* **Work required**: Every line below is to be quoted exactly, with nothing added or dropped.

+-------+

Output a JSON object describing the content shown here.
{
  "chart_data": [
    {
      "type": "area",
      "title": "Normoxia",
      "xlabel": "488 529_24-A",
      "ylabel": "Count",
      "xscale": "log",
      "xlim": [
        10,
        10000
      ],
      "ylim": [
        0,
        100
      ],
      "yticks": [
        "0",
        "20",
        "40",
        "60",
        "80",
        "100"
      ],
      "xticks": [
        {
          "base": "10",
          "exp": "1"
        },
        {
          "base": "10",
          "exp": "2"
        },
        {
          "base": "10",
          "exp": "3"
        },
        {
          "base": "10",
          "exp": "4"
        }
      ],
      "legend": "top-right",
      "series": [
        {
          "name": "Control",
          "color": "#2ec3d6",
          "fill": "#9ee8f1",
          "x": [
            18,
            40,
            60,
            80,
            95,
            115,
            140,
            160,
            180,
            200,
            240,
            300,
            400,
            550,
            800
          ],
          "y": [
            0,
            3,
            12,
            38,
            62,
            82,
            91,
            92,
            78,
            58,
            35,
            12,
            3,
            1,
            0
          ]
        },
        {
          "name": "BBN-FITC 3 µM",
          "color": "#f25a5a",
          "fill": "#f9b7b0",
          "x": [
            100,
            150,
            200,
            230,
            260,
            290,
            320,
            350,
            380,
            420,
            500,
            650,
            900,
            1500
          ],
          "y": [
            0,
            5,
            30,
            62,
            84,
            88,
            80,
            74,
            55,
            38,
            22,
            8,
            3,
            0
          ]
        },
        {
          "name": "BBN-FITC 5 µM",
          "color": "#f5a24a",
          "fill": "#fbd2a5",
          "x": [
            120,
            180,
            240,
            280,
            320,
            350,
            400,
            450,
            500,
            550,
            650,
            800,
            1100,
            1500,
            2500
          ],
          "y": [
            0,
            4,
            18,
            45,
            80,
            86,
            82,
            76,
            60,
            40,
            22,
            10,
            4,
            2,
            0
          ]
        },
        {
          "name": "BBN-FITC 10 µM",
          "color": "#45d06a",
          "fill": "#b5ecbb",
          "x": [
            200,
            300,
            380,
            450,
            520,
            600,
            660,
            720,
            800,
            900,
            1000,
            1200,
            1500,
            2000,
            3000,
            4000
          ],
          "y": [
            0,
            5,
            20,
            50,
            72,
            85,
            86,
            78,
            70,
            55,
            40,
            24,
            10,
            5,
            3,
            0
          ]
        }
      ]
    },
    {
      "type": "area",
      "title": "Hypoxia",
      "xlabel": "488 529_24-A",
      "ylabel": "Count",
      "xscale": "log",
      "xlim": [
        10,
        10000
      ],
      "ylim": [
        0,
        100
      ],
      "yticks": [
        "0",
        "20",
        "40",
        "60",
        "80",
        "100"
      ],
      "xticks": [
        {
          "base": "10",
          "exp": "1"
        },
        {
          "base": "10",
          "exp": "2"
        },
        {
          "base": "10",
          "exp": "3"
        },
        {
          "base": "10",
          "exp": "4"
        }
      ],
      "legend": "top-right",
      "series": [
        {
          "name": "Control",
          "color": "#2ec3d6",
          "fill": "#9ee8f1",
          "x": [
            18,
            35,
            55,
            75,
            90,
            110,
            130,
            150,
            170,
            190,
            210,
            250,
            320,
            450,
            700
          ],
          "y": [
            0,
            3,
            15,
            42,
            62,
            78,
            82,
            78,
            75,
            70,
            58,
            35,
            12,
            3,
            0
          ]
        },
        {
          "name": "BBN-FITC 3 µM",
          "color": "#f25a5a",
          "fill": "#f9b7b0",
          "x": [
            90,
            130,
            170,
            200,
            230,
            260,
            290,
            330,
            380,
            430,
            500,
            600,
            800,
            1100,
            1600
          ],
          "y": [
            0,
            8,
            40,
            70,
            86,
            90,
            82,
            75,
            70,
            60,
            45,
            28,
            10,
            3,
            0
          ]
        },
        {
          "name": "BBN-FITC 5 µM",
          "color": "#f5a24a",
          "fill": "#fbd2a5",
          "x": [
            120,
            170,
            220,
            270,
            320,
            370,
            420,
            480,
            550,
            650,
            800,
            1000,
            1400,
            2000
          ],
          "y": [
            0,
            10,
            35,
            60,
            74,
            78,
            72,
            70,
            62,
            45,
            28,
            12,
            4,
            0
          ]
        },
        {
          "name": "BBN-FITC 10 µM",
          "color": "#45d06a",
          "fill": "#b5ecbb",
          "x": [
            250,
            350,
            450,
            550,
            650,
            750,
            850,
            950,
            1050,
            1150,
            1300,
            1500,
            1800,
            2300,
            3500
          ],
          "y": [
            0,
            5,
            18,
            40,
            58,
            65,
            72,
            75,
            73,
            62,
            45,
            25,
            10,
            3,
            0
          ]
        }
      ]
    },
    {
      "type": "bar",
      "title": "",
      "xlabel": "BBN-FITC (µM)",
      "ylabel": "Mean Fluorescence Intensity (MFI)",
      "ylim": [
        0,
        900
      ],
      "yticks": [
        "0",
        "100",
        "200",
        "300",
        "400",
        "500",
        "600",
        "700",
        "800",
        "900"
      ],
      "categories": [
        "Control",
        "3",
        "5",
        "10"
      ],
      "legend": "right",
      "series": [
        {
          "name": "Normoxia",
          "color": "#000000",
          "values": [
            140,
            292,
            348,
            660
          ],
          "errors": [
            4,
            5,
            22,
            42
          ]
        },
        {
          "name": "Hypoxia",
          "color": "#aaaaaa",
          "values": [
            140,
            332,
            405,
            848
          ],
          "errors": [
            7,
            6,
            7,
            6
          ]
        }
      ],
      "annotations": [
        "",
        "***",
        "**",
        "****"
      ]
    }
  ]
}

+-------+

* **Task answer**:
Output a JSON object describing the content shown here.
{
  "chart_data": [
    {
      "type": "area",
      "title": "Normoxia",
      "xlabel": "488 529_24-A",
      "ylabel": "Count",
      "xscale": "log",
      "xlim": [
        10,
        10000
      ],
      "ylim": [
        0,
        100
      ],
      "yticks": [
        "0",
        "20",
        "40",
        "60",
        "80",
        "100"
      ],
      "xticks": [
        {
          "base": "10",
          "exp": "1"
        },
        {
          "base": "10",
          "exp": "2"
        },
        {
          "base": "10",
          "exp": "3"
        },
        {
          "base": "10",
          "exp": "4"
        }
      ],
      "legend": "top-right",
      "series": [
        {
          "name": "Control",
          "color": "#2ec3d6",
          "fill": "#9ee8f1",
          "x": [
            18,
            40,
            60,
            80,
            95,
            115,
            140,
            160,
            180,
            200,
            240,
            300,
            400,
            550,
            800
          ],
          "y": [
            0,
            3,
            12,
            38,
            62,
            82,
            91,
            92,
            78,
            58,
            35,
            12,
            3,
            1,
            0
          ]
        },
        {
          "name": "BBN-FITC 3 µM",
          "color": "#f25a5a",
          "fill": "#f9b7b0",
          "x": [
            100,
            150,
            200,
            230,
            260,
            290,
            320,
            350,
            380,
            420,
            500,
            650,
            900,
            1500
          ],
          "y": [
            0,
            5,
            30,
            62,
            84,
            88,
            80,
            74,
            55,
            38,
            22,
            8,
            3,
            0
          ]
        },
        {
          "name": "BBN-FITC 5 µM",
          "color": "#f5a24a",
          "fill": "#fbd2a5",
          "x": [
            120,
            180,
            240,
            280,
            320,
            350,
            400,
            450,
            500,
            550,
            650,
            800,
            1100,
            1500,
            2500
          ],
          "y": [
            0,
            4,
            18,
            45,
            80,
            86,
            82,
            76,
            60,
            40,
            22,
            10,
            4,
            2,
            0
          ]
        },
        {
          "name": "BBN-FITC 10 µM",
          "color": "#45d06a",
          "fill": "#b5ecbb",
          "x": [
            200,
            300,
            380,
            450,
            520,
            600,
            660,
            720,
            800,
            900,
            1000,
            1200,
            1500,
            2000,
            3000,
            4000
          ],
          "y": [
            0,
            5,
            20,
            50,
            72,
            85,
            86,
            78,
            70,
            55,
            40,
            24,
            10,
            5,
            3,
            0
          ]
        }
      ]
    },
    {
      "type": "area",
      "title": "Hypoxia",
      "xlabel": "488 529_24-A",
      "ylabel": "Count",
      "xscale": "log",
      "xlim": [
        10,
        10000
      ],
      "ylim": [
        0,
        100
      ],
      "yticks": [
        "0",
        "20",
        "40",
        "60",
        "80",
        "100"
      ],
      "xticks": [
        {
          "base": "10",
          "exp": "1"
        },
        {
          "base": "10",
          "exp": "2"
        },
        {
          "base": "10",
          "exp": "3"
        },
        {
          "base": "10",
          "exp": "4"
        }
      ],
      "legend": "top-right",
      "series": [
        {
          "name": "Control",
          "color": "#2ec3d6",
          "fill": "#9ee8f1",
          "x": [
            18,
            35,
            55,
            75,
            90,
            110,
            130,
            150,
            170,
            190,
            210,
            250,
            320,
            450,
            700
          ],
          "y": [
            0,
            3,
            15,
            42,
            62,
            78,
            82,
            78,
            75,
            70,
            58,
            35,
            12,
            3,
            0
          ]
        },
        {
          "name": "BBN-FITC 3 µM",
          "color": "#f25a5a",
          "fill": "#f9b7b0",
          "x": [
            90,
            130,
            170,
            200,
            230,
            260,
            290,
            330,
            380,
            430,
            500,
            600,
            800,
            1100,
            1600
          ],
          "y": [
            0,
            8,
            40,
            70,
            86,
            90,
            82,
            75,
            70,
            60,
            45,
            28,
            10,
            3,
            0
          ]
        },
        {
          "name": "BBN-FITC 5 µM",
          "color": "#f5a24a",
          "fill": "#fbd2a5",
          "x": [
            120,
            170,
            220,
            270,
            320,
            370,
            420,
            480,
            550,
            650,
            800,
            1000,
            1400,
            2000
          ],
          "y": [
            0,
            10,
            35,
            60,
            74,
            78,
            72,
            70,
            62,
            45,
            28,
            12,
            4,
            0
          ]
        },
        {
          "name": "BBN-FITC 10 µM",
          "color": "#45d06a",
          "fill": "#b5ecbb",
          "x": [
            250,
            350,
            450,
            550,
            650,
            750,
            850,
            950,
            1050,
            1150,
            1300,
            1500,
            1800,
            2300,
            3500
          ],
          "y": [
            0,
            5,
            18,
            40,
            58,
            65,
            72,
            75,
            73,
            62,
            45,
            25,
            10,
            3,
            0
          ]
        }
      ]
    },
    {
      "type": "bar",
      "title": "",
      "xlabel": "BBN-FITC (µM)",
      "ylabel": "Mean Fluorescence Intensity (MFI)",
      "ylim": [
        0,
        900
      ],
      "yticks": [
        "0",
        "100",
        "200",
        "300",
        "400",
        "500",
        "600",
        "700",
        "800",
        "900"
      ],
      "categories": [
        "Control",
        "3",
        "5",
        "10"
      ],
      "legend": "right",
      "series": [
        {
          "name": "Normoxia",
          "color": "#000000",
          "values": [
            140,
            292,
            348,
            660
          ],
          "errors": [
            4,
            5,
            22,
            42
          ]
        },
        {
          "name": "Hypoxia",
          "color": "#aaaaaa",
          "values": [
            140,
            332,
            405,
            848
          ],
          "errors": [
            7,
            6,
            7,
            6
          ]
        }
      ],
      "annotations": [
        "",
        "***",
        "**",
        "****"
      ]
    }
  ]
}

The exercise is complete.